→ Work to do
Reproduce all the lines exactly as they stand, apart from the pictures.

.....

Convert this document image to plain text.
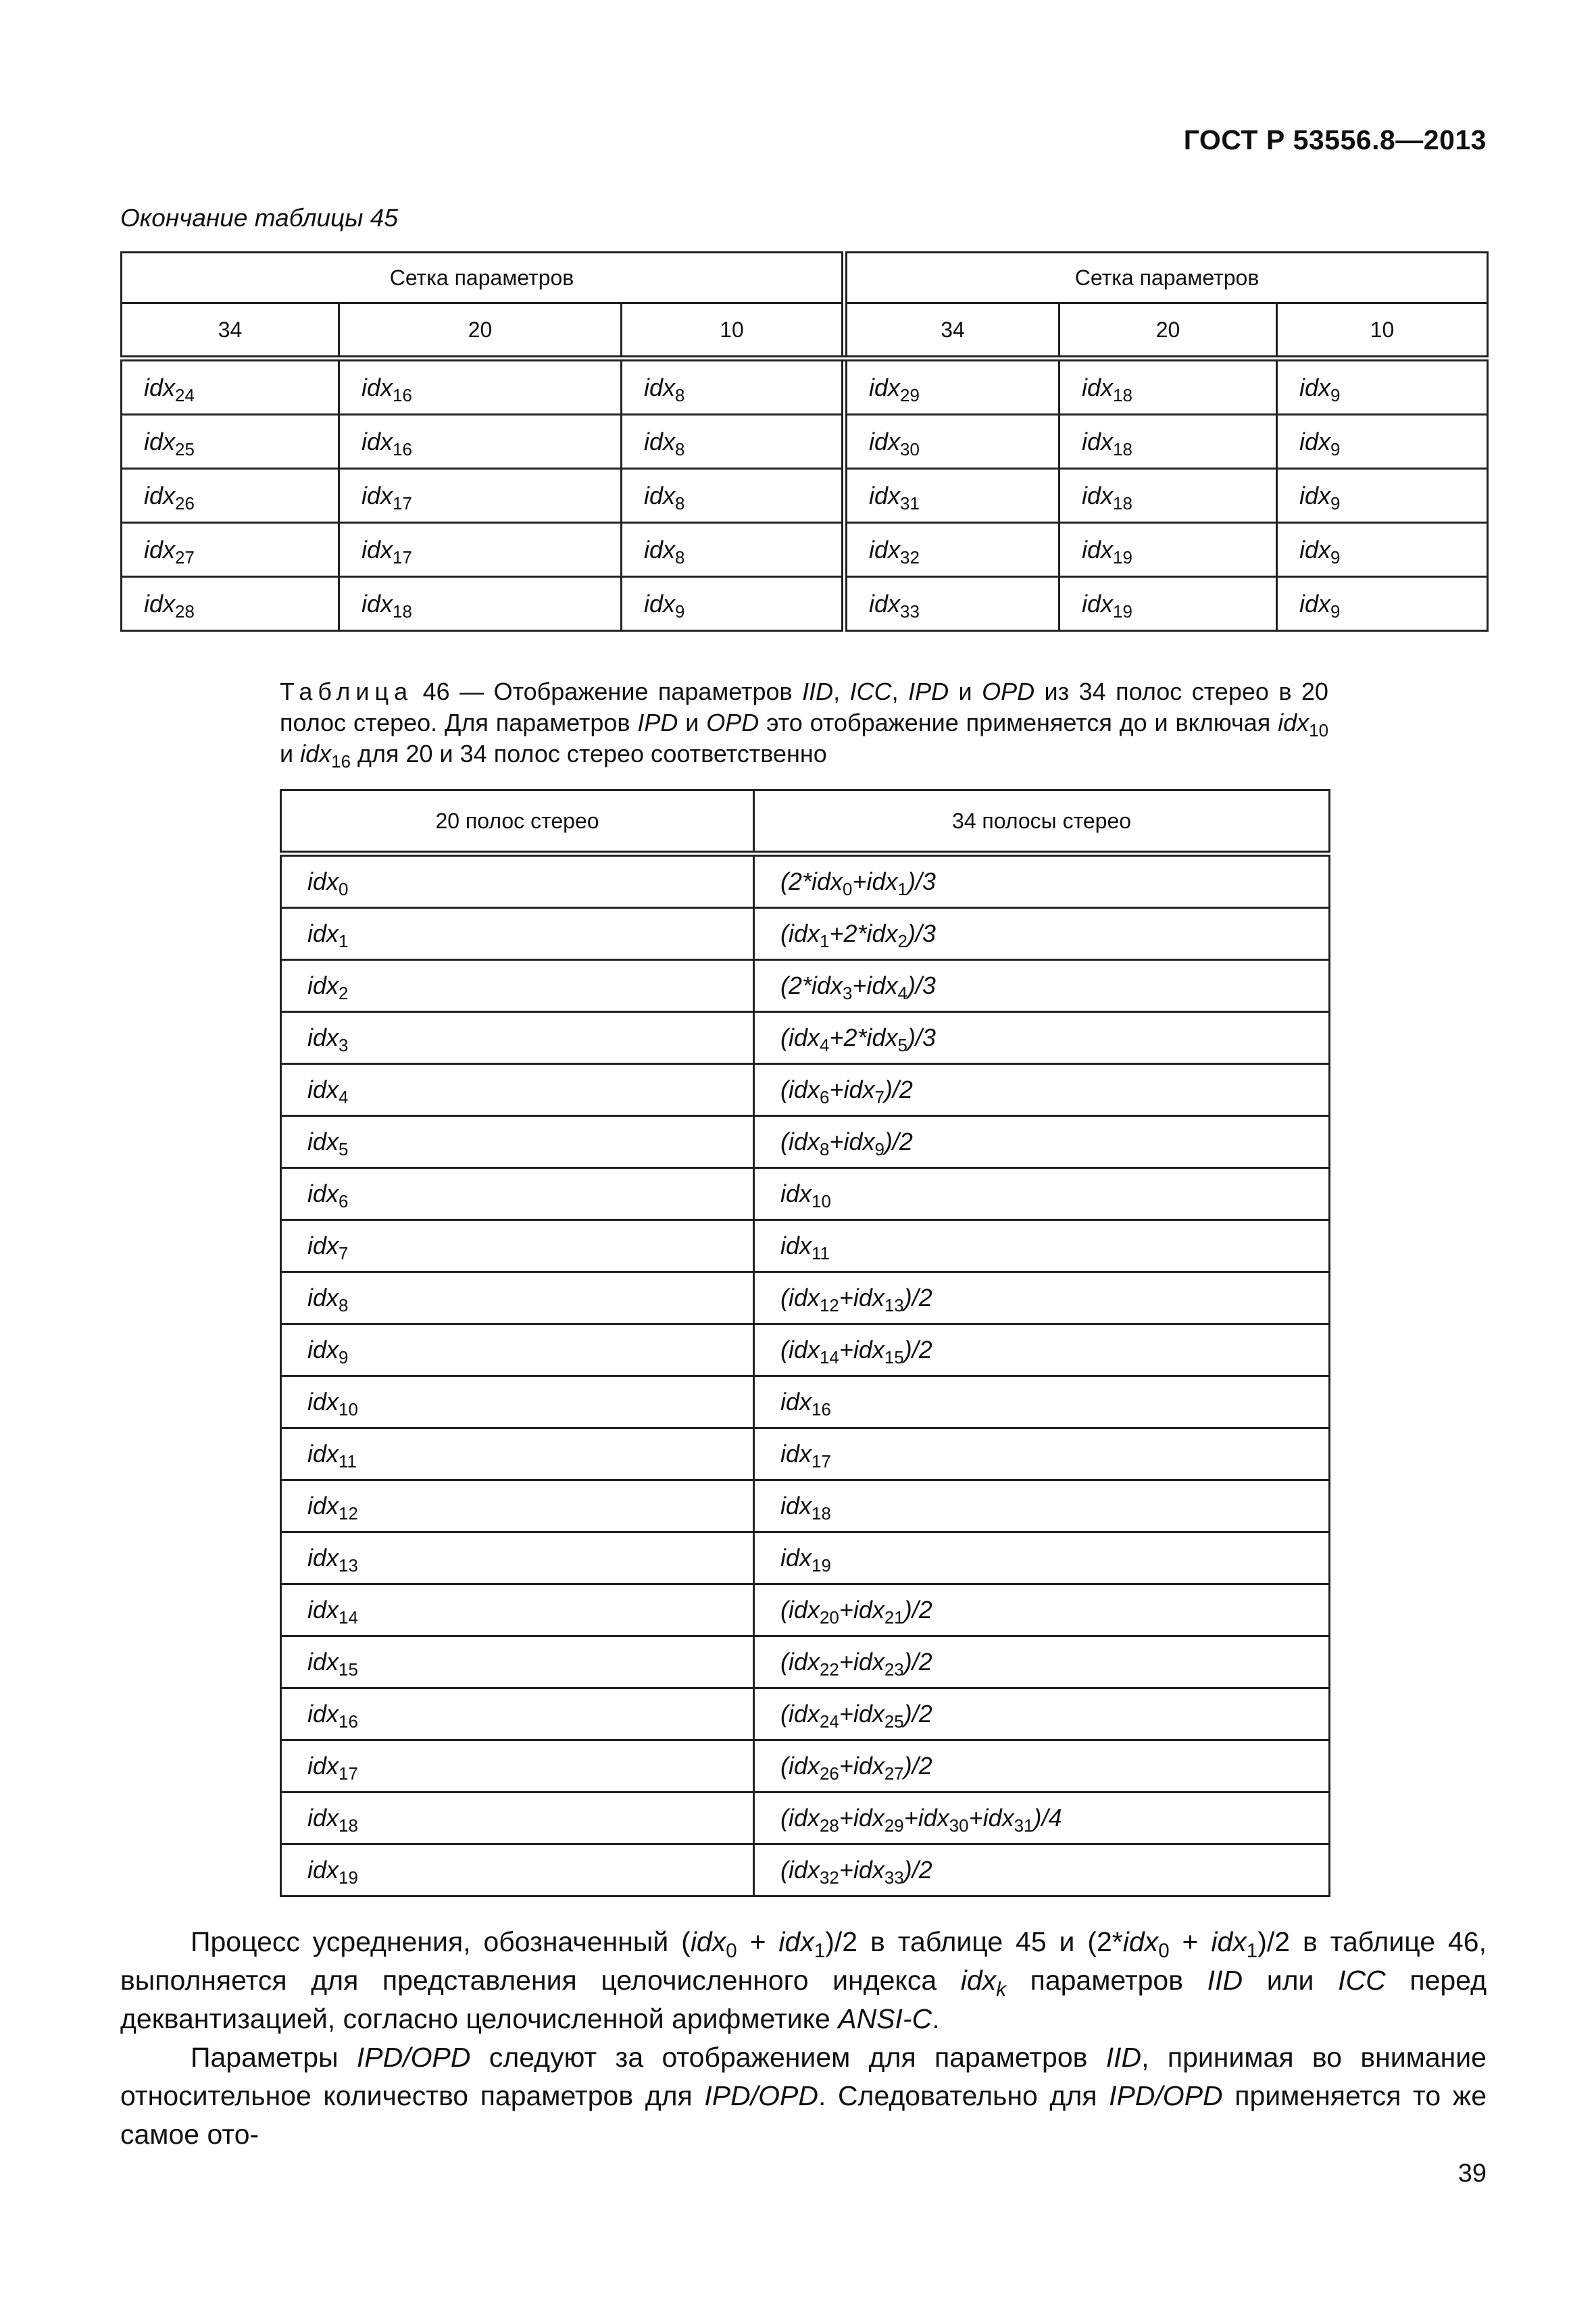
ГОСТ Р 53556.8—2013
Окончание таблицы 45
Сетка параметров			Сетка параметров		
34	20	10	34	20	10
idx$_{24}$	idx$_{16}$	idx$_8$	idx$_{29}$	idx$_{18}$	idx$_9$
idx$_{25}$	idx$_{16}$	idx$_8$	idx$_{30}$	idx$_{18}$	idx$_9$
idx$_{26}$	idx$_{17}$	idx$_8$	idx$_{31}$	idx$_{18}$	idx$_9$
idx$_{27}$	idx$_{17}$	idx$_8$	idx$_{32}$	idx$_{19}$	idx$_9$
idx$_{28}$	idx$_{18}$	idx$_9$	idx$_{33}$	idx$_{19}$	idx$_9$
Таблица 46 — Отображение параметров IID, ICC, IPD и OPD из 34 полос стерео в 20 полос стерео. Для параметров IPD и OPD это отображение применяется до и включая idx$_{10}$ и idx$_{16}$ для 20 и 34 полос стерео соответственно
20 полос стерео	34 полосы стерео
idx$_0$	(2*idx$_0$+idx$_1$)/3
idx$_1$	(idx$_1$+2*idx$_2$)/3
idx$_2$	(2*idx$_3$+idx$_4$)/3
idx$_3$	(idx$_4$+2*idx$_5$)/3
idx$_4$	(idx$_6$+idx$_7$)/2
idx$_5$	(idx$_8$+idx$_9$)/2
idx$_6$	idx$_{10}$
idx$_7$	idx$_{11}$
idx$_8$	(idx$_{12}$+idx$_{13}$)/2
idx$_9$	(idx$_{14}$+idx$_{15}$)/2
idx$_{10}$	idx$_{16}$
idx$_{11}$	idx$_{17}$
idx$_{12}$	idx$_{18}$
idx$_{13}$	idx$_{19}$
idx$_{14}$	(idx$_{20}$+idx$_{21}$)/2
idx$_{15}$	(idx$_{22}$+idx$_{23}$)/2
idx$_{16}$	(idx$_{24}$+idx$_{25}$)/2
idx$_{17}$	(idx$_{26}$+idx$_{27}$)/2
idx$_{18}$	(idx$_{28}$+idx$_{29}$+idx$_{30}$+idx$_{31}$)/4
idx$_{19}$	(idx$_{32}$+idx$_{33}$)/2

Процесс усреднения, обозначенный (idx$_0$ + idx$_1$)/2 в таблице 45 и (2*idx$_0$ + idx$_1$)/2 в таблице 46, выполняется для представления целочисленного индекса idx$_k$ параметров IID или ICC перед деквантизацией, согласно целочисленной арифметике ANSI-C.

Параметры IPD/OPD следуют за отображением для параметров IID, принимая во внимание относительное количество параметров для IPD/OPD. Следовательно для IPD/OPD применяется то же самое ото-

39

.....

→ Result of this task
Convert this document image to plain text.
ГОСТ Р 53556.8—2013
Окончание таблицы 45
Сетка параметров			Сетка параметров		
34	20	10	34	20	10
idx$_{24}$	idx$_{16}$	idx$_8$	idx$_{29}$	idx$_{18}$	idx$_9$
idx$_{25}$	idx$_{16}$	idx$_8$	idx$_{30}$	idx$_{18}$	idx$_9$
idx$_{26}$	idx$_{17}$	idx$_8$	idx$_{31}$	idx$_{18}$	idx$_9$
idx$_{27}$	idx$_{17}$	idx$_8$	idx$_{32}$	idx$_{19}$	idx$_9$
idx$_{28}$	idx$_{18}$	idx$_9$	idx$_{33}$	idx$_{19}$	idx$_9$
Таблица 46 — Отображение параметров IID, ICC, IPD и OPD из 34 полос стерео в 20 полос стерео. Для параметров IPD и OPD это отображение применяется до и включая idx$_{10}$ и idx$_{16}$ для 20 и 34 полос стерео соответственно
20 полос стерео	34 полосы стерео
idx$_0$	(2*idx$_0$+idx$_1$)/3
idx$_1$	(idx$_1$+2*idx$_2$)/3
idx$_2$	(2*idx$_3$+idx$_4$)/3
idx$_3$	(idx$_4$+2*idx$_5$)/3
idx$_4$	(idx$_6$+idx$_7$)/2
idx$_5$	(idx$_8$+idx$_9$)/2
idx$_6$	idx$_{10}$
idx$_7$	idx$_{11}$
idx$_8$	(idx$_{12}$+idx$_{13}$)/2
idx$_9$	(idx$_{14}$+idx$_{15}$)/2
idx$_{10}$	idx$_{16}$
idx$_{11}$	idx$_{17}$
idx$_{12}$	idx$_{18}$
idx$_{13}$	idx$_{19}$
idx$_{14}$	(idx$_{20}$+idx$_{21}$)/2
idx$_{15}$	(idx$_{22}$+idx$_{23}$)/2
idx$_{16}$	(idx$_{24}$+idx$_{25}$)/2
idx$_{17}$	(idx$_{26}$+idx$_{27}$)/2
idx$_{18}$	(idx$_{28}$+idx$_{29}$+idx$_{30}$+idx$_{31}$)/4
idx$_{19}$	(idx$_{32}$+idx$_{33}$)/2

Процесс усреднения, обозначенный (idx$_0$ + idx$_1$)/2 в таблице 45 и (2*idx$_0$ + idx$_1$)/2 в таблице 46, выполняется для представления целочисленного индекса idx$_k$ параметров IID или ICC перед деквантизацией, согласно целочисленной арифметике ANSI-C.

Параметры IPD/OPD следуют за отображением для параметров IID, принимая во внимание относительное количество параметров для IPD/OPD. Следовательно для IPD/OPD применяется то же самое ото-

39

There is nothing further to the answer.